● **Description of the task**
Take from the listing each line that has the string "Language".
━━ Records supplied ━━
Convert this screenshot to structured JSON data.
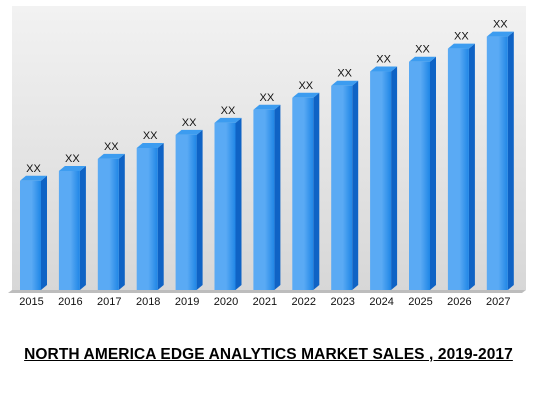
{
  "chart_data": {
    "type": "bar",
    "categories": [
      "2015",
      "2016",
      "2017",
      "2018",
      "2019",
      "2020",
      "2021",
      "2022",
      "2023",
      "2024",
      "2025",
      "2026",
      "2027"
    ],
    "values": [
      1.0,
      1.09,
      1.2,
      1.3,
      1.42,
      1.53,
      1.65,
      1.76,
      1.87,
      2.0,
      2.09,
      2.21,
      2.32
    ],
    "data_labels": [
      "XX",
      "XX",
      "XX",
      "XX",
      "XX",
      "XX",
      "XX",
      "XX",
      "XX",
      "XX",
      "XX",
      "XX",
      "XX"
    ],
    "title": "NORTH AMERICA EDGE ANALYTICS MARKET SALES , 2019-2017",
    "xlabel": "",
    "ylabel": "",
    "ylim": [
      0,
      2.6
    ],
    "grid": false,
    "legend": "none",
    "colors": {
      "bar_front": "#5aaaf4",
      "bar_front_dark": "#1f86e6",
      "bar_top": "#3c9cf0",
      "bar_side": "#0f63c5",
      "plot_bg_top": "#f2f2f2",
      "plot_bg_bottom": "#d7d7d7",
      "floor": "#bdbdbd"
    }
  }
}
━━━
━━ Records supplied ━━
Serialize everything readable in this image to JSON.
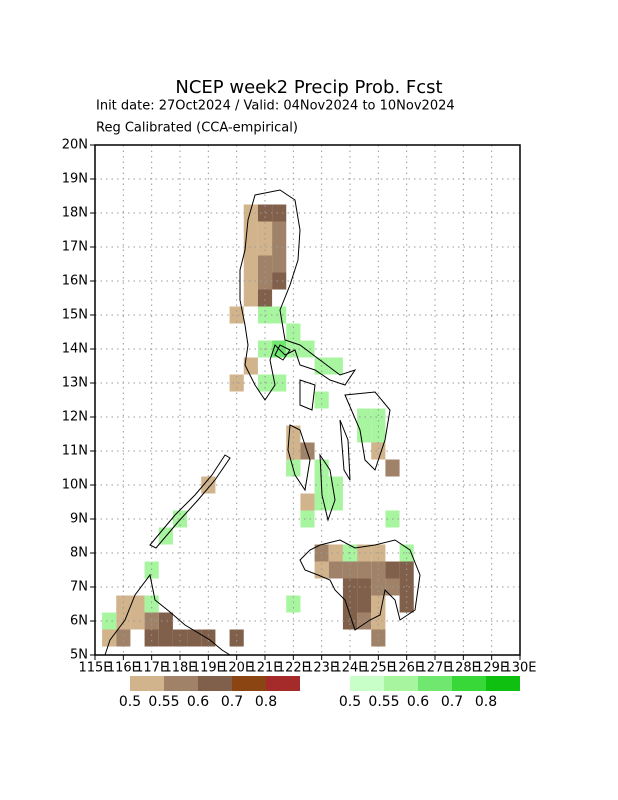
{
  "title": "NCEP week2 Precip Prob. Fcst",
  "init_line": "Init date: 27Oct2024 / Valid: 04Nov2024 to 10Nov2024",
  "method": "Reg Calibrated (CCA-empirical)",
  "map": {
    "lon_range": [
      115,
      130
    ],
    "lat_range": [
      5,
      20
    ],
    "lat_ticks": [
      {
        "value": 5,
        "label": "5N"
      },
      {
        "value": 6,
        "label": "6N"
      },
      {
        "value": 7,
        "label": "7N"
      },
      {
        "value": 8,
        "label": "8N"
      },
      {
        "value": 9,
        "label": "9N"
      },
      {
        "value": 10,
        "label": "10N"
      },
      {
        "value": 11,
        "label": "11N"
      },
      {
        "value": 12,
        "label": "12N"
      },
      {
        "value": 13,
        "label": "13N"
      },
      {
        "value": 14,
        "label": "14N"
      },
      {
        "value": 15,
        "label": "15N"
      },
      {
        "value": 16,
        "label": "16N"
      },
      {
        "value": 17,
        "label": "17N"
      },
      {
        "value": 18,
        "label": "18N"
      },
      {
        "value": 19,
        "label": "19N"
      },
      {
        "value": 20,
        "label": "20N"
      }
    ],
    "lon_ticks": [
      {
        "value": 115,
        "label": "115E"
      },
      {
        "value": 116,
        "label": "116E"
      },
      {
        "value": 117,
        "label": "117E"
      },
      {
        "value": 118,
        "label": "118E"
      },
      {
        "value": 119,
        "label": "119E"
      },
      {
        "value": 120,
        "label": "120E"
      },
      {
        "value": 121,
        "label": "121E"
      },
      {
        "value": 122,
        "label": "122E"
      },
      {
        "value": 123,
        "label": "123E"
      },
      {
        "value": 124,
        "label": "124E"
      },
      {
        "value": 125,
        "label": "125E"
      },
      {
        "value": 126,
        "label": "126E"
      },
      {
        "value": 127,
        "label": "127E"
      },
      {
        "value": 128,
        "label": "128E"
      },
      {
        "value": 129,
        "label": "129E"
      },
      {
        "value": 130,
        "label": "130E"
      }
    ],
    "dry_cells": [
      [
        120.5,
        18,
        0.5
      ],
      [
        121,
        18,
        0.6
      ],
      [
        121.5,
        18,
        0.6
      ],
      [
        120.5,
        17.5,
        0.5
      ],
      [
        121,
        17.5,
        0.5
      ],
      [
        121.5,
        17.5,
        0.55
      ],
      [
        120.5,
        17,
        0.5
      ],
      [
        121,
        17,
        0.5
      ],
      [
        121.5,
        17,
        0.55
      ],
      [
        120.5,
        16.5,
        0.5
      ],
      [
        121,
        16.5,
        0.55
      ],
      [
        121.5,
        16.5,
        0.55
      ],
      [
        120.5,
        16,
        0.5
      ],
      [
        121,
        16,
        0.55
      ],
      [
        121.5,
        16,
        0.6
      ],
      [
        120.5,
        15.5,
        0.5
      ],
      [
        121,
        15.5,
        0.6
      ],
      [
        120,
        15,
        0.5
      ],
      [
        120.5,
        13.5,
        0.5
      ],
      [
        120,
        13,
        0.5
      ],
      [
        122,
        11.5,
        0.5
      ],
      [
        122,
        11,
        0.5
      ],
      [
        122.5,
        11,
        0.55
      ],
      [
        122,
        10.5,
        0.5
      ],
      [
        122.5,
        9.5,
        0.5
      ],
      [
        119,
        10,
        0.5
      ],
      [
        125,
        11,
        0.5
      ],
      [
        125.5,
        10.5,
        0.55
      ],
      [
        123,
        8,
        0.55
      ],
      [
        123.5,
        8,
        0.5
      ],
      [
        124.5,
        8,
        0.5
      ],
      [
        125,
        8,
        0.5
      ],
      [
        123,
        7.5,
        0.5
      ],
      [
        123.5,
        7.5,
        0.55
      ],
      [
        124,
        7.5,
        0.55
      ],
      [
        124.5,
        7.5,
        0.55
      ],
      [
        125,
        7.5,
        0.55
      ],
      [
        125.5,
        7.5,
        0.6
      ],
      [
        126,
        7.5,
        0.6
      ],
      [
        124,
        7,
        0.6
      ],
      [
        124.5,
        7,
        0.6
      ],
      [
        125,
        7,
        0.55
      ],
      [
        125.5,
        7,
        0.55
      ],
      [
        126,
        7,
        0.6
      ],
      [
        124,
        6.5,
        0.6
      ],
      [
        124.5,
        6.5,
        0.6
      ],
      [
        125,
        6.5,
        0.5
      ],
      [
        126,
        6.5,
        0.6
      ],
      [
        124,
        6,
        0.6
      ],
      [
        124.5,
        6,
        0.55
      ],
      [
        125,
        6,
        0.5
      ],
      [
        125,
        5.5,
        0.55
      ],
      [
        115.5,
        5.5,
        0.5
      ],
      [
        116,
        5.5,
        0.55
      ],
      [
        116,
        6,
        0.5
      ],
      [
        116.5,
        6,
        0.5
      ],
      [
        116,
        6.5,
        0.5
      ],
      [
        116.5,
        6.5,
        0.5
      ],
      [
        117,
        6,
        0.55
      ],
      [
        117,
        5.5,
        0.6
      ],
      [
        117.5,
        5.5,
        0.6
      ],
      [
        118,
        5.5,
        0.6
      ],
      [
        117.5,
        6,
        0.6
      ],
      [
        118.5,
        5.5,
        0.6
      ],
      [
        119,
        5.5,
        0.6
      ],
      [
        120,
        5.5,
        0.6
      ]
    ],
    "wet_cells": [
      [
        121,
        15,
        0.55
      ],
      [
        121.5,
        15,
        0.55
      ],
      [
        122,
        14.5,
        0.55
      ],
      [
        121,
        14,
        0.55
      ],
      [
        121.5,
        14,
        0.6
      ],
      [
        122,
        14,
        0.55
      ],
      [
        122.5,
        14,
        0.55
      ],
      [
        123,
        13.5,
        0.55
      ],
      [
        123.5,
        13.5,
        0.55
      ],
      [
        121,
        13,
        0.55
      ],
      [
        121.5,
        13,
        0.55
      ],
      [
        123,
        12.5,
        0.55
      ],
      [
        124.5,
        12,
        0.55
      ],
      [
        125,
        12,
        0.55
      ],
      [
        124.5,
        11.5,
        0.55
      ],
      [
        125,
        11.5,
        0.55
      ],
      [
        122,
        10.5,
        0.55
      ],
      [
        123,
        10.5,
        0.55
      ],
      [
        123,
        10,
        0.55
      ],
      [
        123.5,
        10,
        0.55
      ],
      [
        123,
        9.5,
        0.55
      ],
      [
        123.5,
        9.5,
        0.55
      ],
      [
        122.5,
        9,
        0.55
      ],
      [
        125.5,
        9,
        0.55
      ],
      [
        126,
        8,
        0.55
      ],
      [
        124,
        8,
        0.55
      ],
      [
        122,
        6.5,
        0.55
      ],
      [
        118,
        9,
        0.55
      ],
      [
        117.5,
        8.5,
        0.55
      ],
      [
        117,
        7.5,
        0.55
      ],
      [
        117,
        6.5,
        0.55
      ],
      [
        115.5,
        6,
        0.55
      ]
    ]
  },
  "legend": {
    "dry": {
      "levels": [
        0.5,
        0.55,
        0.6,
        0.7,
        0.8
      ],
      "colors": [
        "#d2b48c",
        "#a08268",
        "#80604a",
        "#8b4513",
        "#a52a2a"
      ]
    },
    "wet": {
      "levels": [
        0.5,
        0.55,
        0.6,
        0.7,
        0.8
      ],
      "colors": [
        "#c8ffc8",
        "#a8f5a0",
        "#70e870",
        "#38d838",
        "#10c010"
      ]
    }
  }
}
━━━
━━ Records supplied ━━
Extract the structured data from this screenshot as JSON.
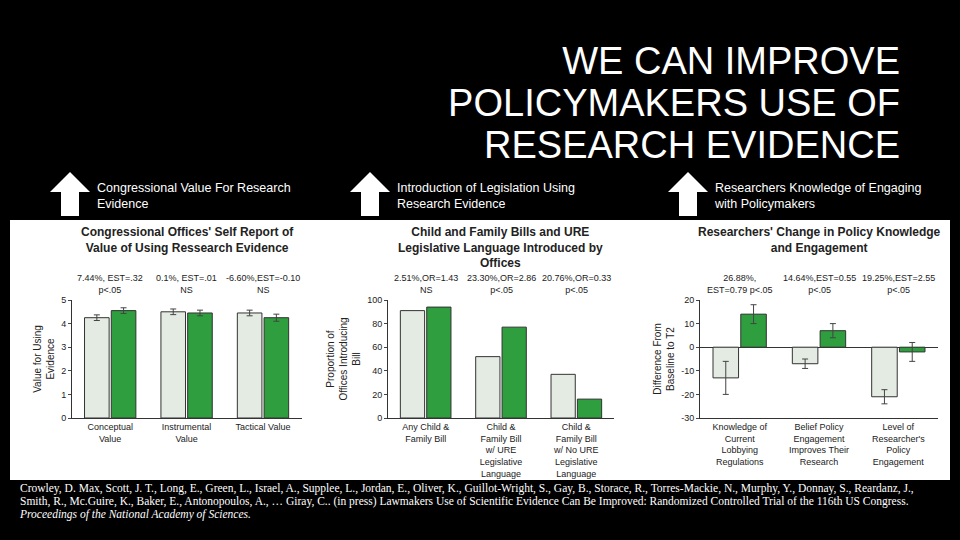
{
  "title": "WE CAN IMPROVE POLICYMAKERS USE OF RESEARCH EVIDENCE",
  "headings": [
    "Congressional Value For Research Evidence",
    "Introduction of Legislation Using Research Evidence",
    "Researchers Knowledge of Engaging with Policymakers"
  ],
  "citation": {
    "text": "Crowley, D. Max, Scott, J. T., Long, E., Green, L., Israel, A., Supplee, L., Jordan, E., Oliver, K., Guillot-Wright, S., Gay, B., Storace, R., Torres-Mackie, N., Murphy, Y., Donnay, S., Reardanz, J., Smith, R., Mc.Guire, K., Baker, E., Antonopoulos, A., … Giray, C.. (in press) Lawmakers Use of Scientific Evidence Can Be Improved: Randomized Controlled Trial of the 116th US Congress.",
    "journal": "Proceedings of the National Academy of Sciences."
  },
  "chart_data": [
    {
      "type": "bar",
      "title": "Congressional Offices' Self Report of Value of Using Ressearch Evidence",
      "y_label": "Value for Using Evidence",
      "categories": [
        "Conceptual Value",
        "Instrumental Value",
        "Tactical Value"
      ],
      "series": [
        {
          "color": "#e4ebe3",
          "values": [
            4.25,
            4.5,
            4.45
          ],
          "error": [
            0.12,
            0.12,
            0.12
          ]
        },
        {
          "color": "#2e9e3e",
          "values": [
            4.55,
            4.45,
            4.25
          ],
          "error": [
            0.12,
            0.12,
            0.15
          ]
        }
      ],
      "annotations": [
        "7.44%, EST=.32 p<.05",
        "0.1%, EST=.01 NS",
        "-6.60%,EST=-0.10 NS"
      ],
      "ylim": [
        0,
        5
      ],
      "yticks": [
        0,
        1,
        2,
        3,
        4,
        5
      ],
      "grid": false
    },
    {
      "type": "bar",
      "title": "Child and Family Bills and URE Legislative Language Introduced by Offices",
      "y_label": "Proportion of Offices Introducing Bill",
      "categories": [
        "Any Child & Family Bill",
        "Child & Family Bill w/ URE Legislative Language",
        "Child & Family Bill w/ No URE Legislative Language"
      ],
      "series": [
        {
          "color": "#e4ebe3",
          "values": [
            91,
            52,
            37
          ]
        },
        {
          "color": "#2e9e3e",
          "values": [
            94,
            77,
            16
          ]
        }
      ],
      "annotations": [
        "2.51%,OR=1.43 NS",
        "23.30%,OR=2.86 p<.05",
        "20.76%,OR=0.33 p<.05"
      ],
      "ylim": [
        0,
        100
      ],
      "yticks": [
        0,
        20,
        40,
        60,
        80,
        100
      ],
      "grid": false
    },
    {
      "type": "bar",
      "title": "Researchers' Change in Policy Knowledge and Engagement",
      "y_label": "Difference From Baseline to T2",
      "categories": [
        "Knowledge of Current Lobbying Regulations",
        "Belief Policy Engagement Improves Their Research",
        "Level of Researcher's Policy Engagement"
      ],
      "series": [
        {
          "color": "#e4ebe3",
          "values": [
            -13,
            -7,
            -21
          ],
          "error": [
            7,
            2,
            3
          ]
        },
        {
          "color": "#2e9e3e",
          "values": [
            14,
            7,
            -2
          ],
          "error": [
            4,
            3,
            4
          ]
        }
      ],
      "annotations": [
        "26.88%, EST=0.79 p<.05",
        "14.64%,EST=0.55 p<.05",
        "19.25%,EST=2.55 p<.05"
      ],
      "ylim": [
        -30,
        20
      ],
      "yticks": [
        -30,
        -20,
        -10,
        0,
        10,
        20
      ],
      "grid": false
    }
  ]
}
━━━
● **Solution to the exercise**
      "title": "Child and Family Bills and URE Legislative Language Introduced by Offices",
        "Child & Family Bill w/ URE Legislative Language",
        "Child & Family Bill w/ No URE Legislative Language"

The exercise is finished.